Records that describe figures
%%

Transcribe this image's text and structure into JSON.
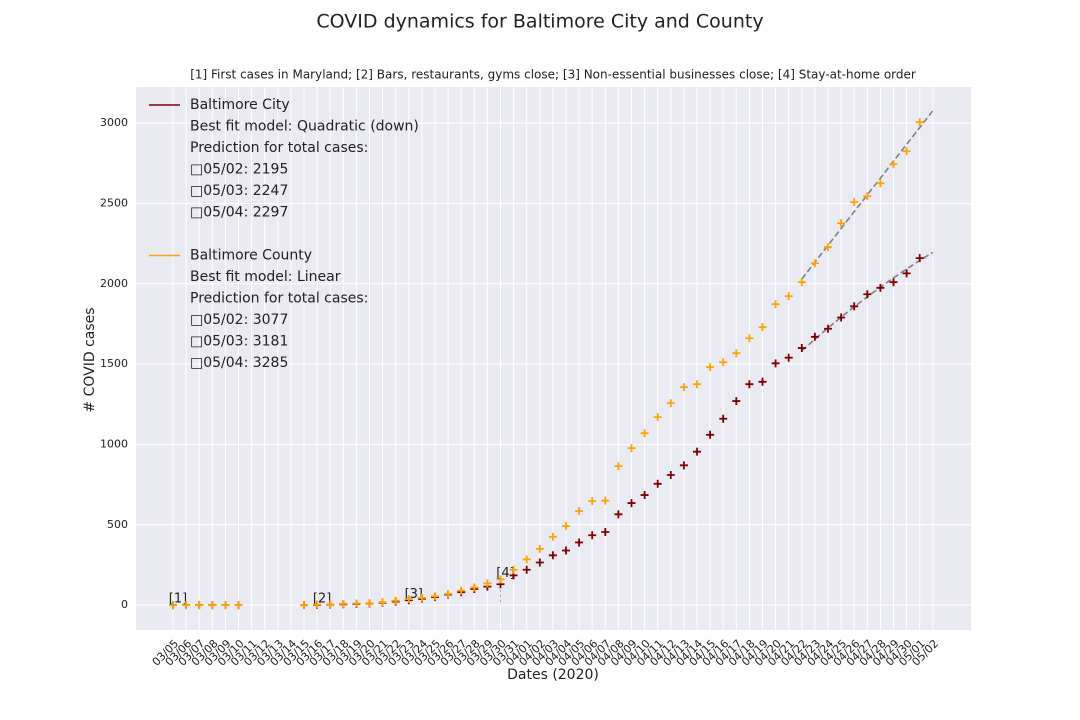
{
  "chart_data": {
    "type": "scatter",
    "title": "COVID dynamics for Baltimore City and County",
    "subtitle": "[1] First cases in Maryland; [2] Bars, restaurants, gyms close; [3] Non-essential businesses close; [4] Stay-at-home order",
    "x_label": "Dates (2020)",
    "y_label": "# COVID cases",
    "categories": [
      "03/05",
      "03/06",
      "03/07",
      "03/08",
      "03/09",
      "03/10",
      "03/11",
      "03/12",
      "03/13",
      "03/14",
      "03/15",
      "03/16",
      "03/17",
      "03/18",
      "03/19",
      "03/20",
      "03/21",
      "03/22",
      "03/23",
      "03/24",
      "03/25",
      "03/26",
      "03/27",
      "03/28",
      "03/29",
      "03/30",
      "03/31",
      "04/01",
      "04/02",
      "04/03",
      "04/04",
      "04/05",
      "04/06",
      "04/07",
      "04/08",
      "04/09",
      "04/10",
      "04/11",
      "04/12",
      "04/13",
      "04/14",
      "04/15",
      "04/16",
      "04/17",
      "04/18",
      "04/19",
      "04/20",
      "04/21",
      "04/22",
      "04/23",
      "04/24",
      "04/25",
      "04/26",
      "04/27",
      "04/28",
      "04/29",
      "04/30",
      "05/01",
      "05/02"
    ],
    "ylim": [
      -155,
      3225
    ],
    "yticks": [
      0,
      500,
      1000,
      1500,
      2000,
      2500,
      3000
    ],
    "grid": true,
    "legend": "upper left",
    "series": [
      {
        "name": "Baltimore City",
        "color": "#800000",
        "model": "Best fit model: Quadratic (down)",
        "prediction_title": "Prediction for total cases:",
        "predictions": [
          "□05/02: 2195",
          "□05/03: 2247",
          "□05/04: 2297"
        ],
        "values": [
          0,
          0,
          0,
          0,
          0,
          0,
          null,
          null,
          null,
          null,
          0,
          1,
          3,
          5,
          7,
          10,
          15,
          22,
          30,
          40,
          50,
          65,
          80,
          100,
          115,
          130,
          185,
          220,
          265,
          310,
          340,
          390,
          435,
          455,
          565,
          635,
          685,
          755,
          810,
          870,
          955,
          1060,
          1160,
          1270,
          1375,
          1390,
          1505,
          1540,
          1600,
          1670,
          1720,
          1790,
          1860,
          1935,
          1975,
          2010,
          2065,
          2160,
          null
        ],
        "fit": [
          null,
          null,
          null,
          null,
          null,
          null,
          null,
          null,
          null,
          null,
          null,
          null,
          null,
          null,
          null,
          null,
          null,
          null,
          null,
          null,
          null,
          null,
          null,
          null,
          null,
          null,
          null,
          null,
          null,
          null,
          null,
          null,
          null,
          null,
          null,
          null,
          null,
          null,
          null,
          null,
          null,
          null,
          null,
          null,
          null,
          null,
          null,
          null,
          1583,
          1655,
          1725,
          1792,
          1857,
          1919,
          1979,
          2037,
          2092,
          2145,
          2195
        ]
      },
      {
        "name": "Baltimore County",
        "color": "#ffa500",
        "model": "Best fit model: Linear",
        "prediction_title": "Prediction for total cases:",
        "predictions": [
          "□05/02: 3077",
          "□05/03: 3181",
          "□05/04: 3285"
        ],
        "values": [
          0,
          0,
          0,
          0,
          0,
          0,
          null,
          null,
          null,
          null,
          1,
          3,
          5,
          8,
          10,
          12,
          18,
          27,
          37,
          45,
          55,
          70,
          90,
          110,
          135,
          160,
          220,
          285,
          350,
          425,
          492,
          585,
          647,
          650,
          865,
          977,
          1070,
          1170,
          1257,
          1357,
          1375,
          1481,
          1512,
          1568,
          1661,
          1730,
          1873,
          1923,
          2010,
          2128,
          2228,
          2377,
          2508,
          2545,
          2626,
          2744,
          2825,
          3006,
          null
        ],
        "fit": [
          null,
          null,
          null,
          null,
          null,
          null,
          null,
          null,
          null,
          null,
          null,
          null,
          null,
          null,
          null,
          null,
          null,
          null,
          null,
          null,
          null,
          null,
          null,
          null,
          null,
          null,
          null,
          null,
          null,
          null,
          null,
          null,
          null,
          null,
          null,
          null,
          null,
          null,
          null,
          null,
          null,
          null,
          null,
          null,
          null,
          null,
          null,
          null,
          2030,
          2135,
          2239,
          2344,
          2449,
          2554,
          2658,
          2763,
          2868,
          2972,
          3077
        ]
      }
    ],
    "fit_color": "#808080",
    "annotations": [
      {
        "text": "[1]",
        "x": "03/05",
        "y": 0
      },
      {
        "text": "[2]",
        "x": "03/16",
        "y": 0
      },
      {
        "text": "[3]",
        "x": "03/23",
        "y": 30
      },
      {
        "text": "[4]",
        "x": "03/30",
        "y": 160
      }
    ]
  }
}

%%

Using the records above, list each line that includes "cases".

--- Result of this exercise ---
    "subtitle": "[1] First cases in Maryland; [2] Bars, restaurants, gyms close; [3] Non-essential businesses close; [4] Stay-at-home order",
    "y_label": "# COVID cases",
        "prediction_title": "Prediction for total cases:",
        "prediction_title": "Prediction for total cases:",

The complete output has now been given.